__RECORD EXCERPTS__:

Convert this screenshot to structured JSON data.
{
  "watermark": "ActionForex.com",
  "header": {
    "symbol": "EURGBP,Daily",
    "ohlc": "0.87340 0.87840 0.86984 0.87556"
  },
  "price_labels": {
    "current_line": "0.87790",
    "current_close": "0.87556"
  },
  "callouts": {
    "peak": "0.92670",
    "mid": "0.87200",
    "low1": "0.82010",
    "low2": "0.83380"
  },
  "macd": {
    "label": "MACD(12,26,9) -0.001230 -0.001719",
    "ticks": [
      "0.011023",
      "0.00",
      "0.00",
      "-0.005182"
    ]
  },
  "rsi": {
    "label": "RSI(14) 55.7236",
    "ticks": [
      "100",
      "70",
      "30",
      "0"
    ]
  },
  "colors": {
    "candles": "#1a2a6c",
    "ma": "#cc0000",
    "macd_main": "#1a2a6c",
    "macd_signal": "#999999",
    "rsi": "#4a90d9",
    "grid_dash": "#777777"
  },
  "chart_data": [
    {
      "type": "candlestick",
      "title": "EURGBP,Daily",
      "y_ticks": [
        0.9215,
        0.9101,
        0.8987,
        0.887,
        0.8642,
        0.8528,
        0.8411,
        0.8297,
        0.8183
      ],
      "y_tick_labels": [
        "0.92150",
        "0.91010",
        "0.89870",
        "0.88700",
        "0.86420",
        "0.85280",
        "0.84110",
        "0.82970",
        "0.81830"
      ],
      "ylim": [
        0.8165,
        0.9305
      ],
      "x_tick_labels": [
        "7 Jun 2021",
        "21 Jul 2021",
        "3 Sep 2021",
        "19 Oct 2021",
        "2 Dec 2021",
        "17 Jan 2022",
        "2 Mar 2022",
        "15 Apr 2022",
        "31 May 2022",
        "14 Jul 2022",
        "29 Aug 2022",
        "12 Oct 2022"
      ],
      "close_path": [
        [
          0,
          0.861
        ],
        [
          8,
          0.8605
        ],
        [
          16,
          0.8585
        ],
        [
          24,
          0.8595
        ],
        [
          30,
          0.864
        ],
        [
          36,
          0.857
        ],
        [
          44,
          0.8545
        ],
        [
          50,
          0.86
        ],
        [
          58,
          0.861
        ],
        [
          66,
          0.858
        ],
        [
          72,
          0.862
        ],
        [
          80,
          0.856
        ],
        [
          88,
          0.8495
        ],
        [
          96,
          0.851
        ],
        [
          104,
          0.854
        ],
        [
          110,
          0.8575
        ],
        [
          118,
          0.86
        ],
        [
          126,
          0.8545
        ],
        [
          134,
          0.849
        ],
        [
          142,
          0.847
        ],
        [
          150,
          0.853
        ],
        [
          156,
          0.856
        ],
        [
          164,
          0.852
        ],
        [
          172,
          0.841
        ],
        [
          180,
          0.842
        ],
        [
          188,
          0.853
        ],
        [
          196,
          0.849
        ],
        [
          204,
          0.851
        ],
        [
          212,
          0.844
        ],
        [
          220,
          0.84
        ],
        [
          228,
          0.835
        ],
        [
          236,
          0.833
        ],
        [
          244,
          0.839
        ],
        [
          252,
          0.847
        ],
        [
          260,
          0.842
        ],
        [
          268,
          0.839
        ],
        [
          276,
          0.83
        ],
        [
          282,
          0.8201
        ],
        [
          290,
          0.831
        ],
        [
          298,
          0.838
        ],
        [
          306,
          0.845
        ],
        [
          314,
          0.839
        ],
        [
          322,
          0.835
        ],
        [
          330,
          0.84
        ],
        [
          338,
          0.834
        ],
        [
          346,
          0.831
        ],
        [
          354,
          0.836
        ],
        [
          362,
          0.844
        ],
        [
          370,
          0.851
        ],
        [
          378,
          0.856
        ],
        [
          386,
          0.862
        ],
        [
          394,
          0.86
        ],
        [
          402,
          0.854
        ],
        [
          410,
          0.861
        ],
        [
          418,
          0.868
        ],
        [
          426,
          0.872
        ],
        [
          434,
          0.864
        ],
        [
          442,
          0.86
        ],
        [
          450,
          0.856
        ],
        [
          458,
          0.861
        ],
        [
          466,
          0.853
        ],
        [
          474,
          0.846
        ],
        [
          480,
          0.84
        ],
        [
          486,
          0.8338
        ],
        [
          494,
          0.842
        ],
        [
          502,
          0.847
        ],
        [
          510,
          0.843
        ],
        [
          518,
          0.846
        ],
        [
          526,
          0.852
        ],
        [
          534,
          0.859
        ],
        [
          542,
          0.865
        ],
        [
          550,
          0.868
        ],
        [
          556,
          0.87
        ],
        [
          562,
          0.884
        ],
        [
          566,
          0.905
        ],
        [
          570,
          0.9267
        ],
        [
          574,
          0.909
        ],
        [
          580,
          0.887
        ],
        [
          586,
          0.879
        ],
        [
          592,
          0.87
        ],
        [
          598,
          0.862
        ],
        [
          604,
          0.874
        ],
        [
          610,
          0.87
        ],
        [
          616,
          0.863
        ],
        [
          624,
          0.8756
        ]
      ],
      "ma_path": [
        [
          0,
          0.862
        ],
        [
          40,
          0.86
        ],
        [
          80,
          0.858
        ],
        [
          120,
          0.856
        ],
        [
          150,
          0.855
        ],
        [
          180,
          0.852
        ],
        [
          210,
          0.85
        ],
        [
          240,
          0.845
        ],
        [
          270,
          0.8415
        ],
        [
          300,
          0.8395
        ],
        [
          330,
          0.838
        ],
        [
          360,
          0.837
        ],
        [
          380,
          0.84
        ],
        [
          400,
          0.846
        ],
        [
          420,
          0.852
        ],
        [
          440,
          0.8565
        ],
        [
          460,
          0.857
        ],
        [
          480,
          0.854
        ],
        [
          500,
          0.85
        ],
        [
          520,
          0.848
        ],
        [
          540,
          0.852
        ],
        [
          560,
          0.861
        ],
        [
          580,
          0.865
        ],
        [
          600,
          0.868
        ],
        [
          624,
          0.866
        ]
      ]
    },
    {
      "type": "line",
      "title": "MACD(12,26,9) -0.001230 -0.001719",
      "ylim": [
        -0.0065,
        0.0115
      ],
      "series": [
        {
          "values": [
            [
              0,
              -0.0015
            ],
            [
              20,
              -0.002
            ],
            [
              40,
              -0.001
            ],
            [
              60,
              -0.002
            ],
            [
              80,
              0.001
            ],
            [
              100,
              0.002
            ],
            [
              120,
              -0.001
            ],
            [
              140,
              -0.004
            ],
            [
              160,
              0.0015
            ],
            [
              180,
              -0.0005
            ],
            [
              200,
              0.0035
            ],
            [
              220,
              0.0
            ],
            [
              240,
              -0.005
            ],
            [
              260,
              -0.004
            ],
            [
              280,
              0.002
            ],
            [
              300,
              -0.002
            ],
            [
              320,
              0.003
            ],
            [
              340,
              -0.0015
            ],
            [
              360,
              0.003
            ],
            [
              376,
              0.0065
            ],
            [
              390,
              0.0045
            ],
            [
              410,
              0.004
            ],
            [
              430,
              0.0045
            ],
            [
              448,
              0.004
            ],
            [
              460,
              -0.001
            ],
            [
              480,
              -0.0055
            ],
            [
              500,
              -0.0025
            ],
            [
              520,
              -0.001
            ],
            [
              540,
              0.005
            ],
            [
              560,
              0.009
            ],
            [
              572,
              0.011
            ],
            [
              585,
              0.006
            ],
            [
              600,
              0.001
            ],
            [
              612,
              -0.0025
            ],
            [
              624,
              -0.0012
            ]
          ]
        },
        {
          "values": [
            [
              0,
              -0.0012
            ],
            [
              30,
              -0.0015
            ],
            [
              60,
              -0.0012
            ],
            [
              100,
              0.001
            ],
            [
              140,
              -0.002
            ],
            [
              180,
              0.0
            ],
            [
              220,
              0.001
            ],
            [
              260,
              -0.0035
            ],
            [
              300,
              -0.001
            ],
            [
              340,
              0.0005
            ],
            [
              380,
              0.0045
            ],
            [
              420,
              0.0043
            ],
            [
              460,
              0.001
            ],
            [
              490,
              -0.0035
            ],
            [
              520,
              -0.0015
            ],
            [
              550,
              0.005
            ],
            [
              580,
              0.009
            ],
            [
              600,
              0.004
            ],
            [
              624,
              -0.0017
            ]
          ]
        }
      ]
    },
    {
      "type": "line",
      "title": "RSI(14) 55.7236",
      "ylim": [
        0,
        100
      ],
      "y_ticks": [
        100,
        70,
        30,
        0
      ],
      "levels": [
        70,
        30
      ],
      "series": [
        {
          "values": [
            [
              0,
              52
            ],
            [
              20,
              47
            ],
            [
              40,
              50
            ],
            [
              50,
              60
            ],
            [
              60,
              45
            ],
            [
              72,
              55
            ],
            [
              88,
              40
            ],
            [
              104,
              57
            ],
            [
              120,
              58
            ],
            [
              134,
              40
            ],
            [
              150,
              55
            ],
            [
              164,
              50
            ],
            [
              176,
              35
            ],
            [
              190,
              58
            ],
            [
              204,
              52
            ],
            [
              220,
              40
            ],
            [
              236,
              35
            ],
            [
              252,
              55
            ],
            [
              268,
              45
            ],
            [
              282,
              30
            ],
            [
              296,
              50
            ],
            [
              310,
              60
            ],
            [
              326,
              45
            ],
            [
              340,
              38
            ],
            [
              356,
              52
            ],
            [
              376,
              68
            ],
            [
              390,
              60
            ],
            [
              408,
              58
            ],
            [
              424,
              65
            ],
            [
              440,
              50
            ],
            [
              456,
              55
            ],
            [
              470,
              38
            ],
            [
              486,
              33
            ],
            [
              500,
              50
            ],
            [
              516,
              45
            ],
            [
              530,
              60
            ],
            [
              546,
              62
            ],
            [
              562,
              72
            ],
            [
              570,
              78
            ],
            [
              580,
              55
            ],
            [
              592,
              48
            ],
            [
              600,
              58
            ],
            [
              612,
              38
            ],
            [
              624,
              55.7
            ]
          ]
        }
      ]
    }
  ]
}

__OBJECTIVE__: Search the records for the word "title", then list every line that has it.

__CORRECT ANSWER__:
      "title": "EURGBP,Daily",
      "title": "MACD(12,26,9) -0.001230 -0.001719",
      "title": "RSI(14) 55.7236",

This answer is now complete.